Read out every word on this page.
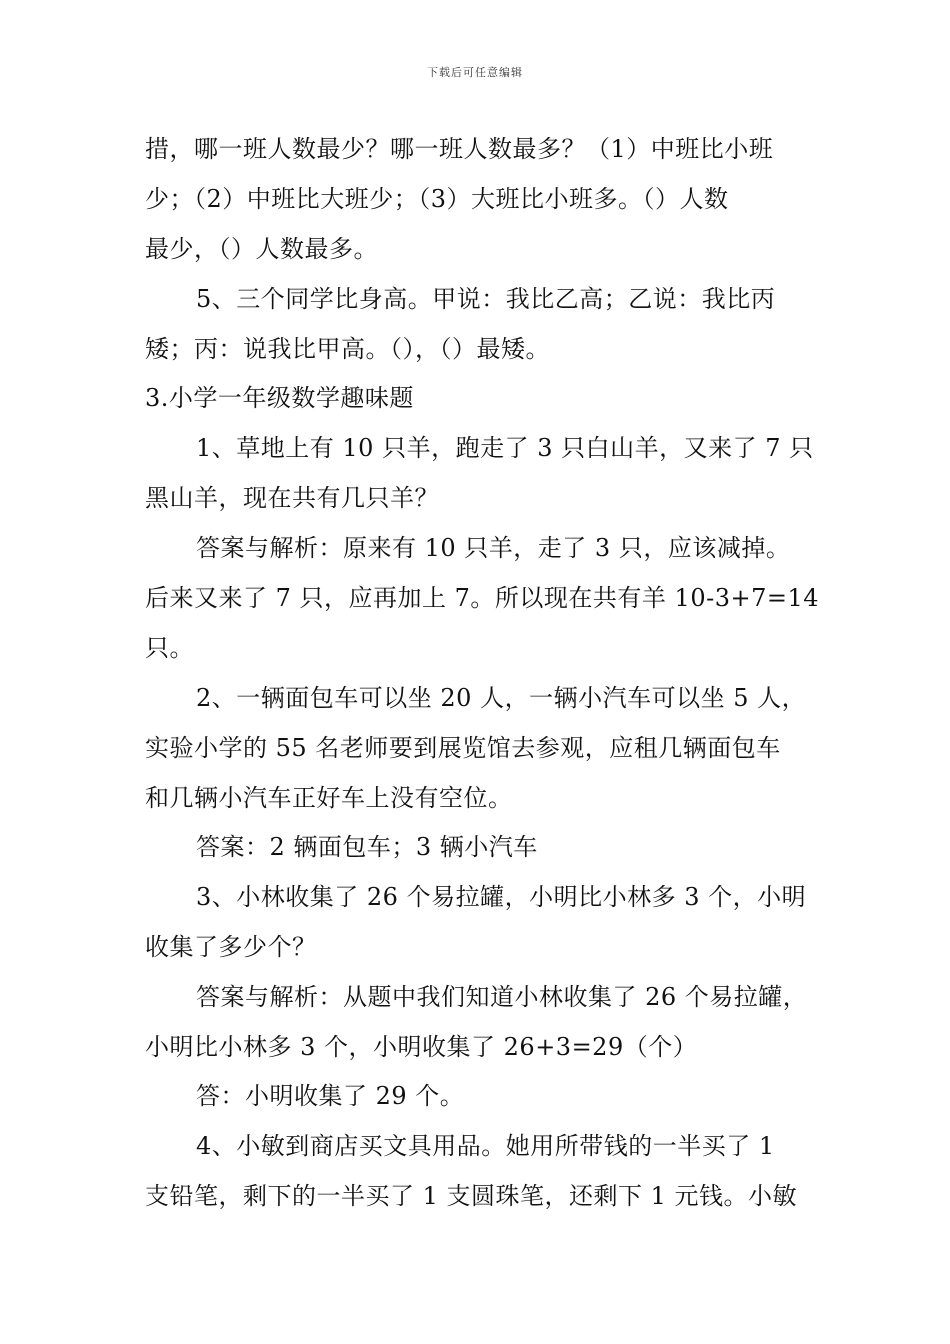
下载后可任意编辑
措，哪一班人数最少？哪一班人数最多？（1）中班比小班
少；（2）中班比大班少；（3）大班比小班多。（）人数
最少，（）人数最多。
5、三个同学比身高。甲说：我比乙高；乙说：我比丙
矮；丙：说我比甲高。（），（）最矮。
3.小学一年级数学趣味题
1、草地上有 10 只羊，跑走了 3 只白山羊，又来了 7 只
黑山羊，现在共有几只羊？
答案与解析：原来有 10 只羊，走了 3 只，应该减掉。
后来又来了 7 只，应再加上 7。所以现在共有羊 10-3+7=14
只。
2、一辆面包车可以坐 20 人，一辆小汽车可以坐 5 人，
实验小学的 55 名老师要到展览馆去参观，应租几辆面包车
和几辆小汽车正好车上没有空位。
答案：2 辆面包车；3 辆小汽车
3、小林收集了 26 个易拉罐，小明比小林多 3 个，小明
收集了多少个？
答案与解析：从题中我们知道小林收集了 26 个易拉罐，
小明比小林多 3 个，小明收集了 26+3=29（个）
答：小明收集了 29 个。
4、小敏到商店买文具用品。她用所带钱的一半买了 1
支铅笔，剩下的一半买了 1 支圆珠笔，还剩下 1 元钱。小敏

WORK INSTRUCTIONS - Look over the records above and copy each line that includes the string "个易拉罐".

EXPECTED ANSWER -
3、小林收集了 26 个易拉罐，小明比小林多 3 个，小明
答案与解析：从题中我们知道小林收集了 26 个易拉罐，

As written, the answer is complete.